**YOUR GOAL**
Copy the full set of lines exactly as given.

**EXTRACTED MATERIAL**
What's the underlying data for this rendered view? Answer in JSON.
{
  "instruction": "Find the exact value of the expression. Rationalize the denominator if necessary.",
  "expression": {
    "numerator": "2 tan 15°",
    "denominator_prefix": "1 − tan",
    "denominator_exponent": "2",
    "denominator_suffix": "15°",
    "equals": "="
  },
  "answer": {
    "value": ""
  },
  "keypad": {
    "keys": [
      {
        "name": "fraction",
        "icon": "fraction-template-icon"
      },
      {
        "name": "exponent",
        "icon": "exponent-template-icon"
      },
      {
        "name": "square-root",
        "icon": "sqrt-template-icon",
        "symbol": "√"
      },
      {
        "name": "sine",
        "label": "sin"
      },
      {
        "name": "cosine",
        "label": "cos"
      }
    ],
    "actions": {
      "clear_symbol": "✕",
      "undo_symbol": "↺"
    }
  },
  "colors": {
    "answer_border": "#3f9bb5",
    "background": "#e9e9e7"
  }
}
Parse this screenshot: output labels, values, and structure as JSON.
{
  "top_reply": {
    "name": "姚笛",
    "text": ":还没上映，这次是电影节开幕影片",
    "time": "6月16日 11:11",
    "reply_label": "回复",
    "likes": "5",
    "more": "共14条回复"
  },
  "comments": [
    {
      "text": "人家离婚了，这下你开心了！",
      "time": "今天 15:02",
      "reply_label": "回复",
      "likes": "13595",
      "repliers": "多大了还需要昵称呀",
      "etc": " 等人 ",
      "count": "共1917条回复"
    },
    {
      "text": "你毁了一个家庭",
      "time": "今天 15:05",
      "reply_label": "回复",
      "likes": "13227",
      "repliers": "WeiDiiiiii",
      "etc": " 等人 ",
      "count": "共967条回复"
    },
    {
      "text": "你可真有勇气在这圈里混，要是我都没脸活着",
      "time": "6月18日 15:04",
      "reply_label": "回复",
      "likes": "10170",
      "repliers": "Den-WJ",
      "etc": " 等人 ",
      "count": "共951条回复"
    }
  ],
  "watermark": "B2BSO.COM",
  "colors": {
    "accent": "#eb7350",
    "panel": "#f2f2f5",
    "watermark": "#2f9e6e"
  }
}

**THE COMPLETED TASK**
What's the underlying data for this rendered view? Answer in JSON.
{
  "instruction": "Find the exact value of the expression. Rationalize the denominator if necessary.",
  "expression": {
    "numerator": "2 tan 15°",
    "denominator_prefix": "1 − tan",
    "denominator_exponent": "2",
    "denominator_suffix": "15°",
    "equals": "="
  },
  "answer": {
    "value": ""
  },
  "keypad": {
    "keys": [
      {
        "name": "fraction",
        "icon": "fraction-template-icon"
      },
      {
        "name": "exponent",
        "icon": "exponent-template-icon"
      },
      {
        "name": "square-root",
        "icon": "sqrt-template-icon",
        "symbol": "√"
      },
      {
        "name": "sine",
        "label": "sin"
      },
      {
        "name": "cosine",
        "label": "cos"
      }
    ],
    "actions": {
      "clear_symbol": "✕",
      "undo_symbol": "↺"
    }
  },
  "colors": {
    "answer_border": "#3f9bb5",
    "background": "#e9e9e7"
  }
}
Parse this screenshot: output labels, values, and structure as JSON.
{
  "top_reply": {
    "name": "姚笛",
    "text": ":还没上映，这次是电影节开幕影片",
    "time": "6月16日 11:11",
    "reply_label": "回复",
    "likes": "5",
    "more": "共14条回复"
  },
  "comments": [
    {
      "text": "人家离婚了，这下你开心了！",
      "time": "今天 15:02",
      "reply_label": "回复",
      "likes": "13595",
      "repliers": "多大了还需要昵称呀",
      "etc": " 等人 ",
      "count": "共1917条回复"
    },
    {
      "text": "你毁了一个家庭",
      "time": "今天 15:05",
      "reply_label": "回复",
      "likes": "13227",
      "repliers": "WeiDiiiiii",
      "etc": " 等人 ",
      "count": "共967条回复"
    },
    {
      "text": "你可真有勇气在这圈里混，要是我都没脸活着",
      "time": "6月18日 15:04",
      "reply_label": "回复",
      "likes": "10170",
      "repliers": "Den-WJ",
      "etc": " 等人 ",
      "count": "共951条回复"
    }
  ],
  "watermark": "B2BSO.COM",
  "colors": {
    "accent": "#eb7350",
    "panel": "#f2f2f5",
    "watermark": "#2f9e6e"
  }
}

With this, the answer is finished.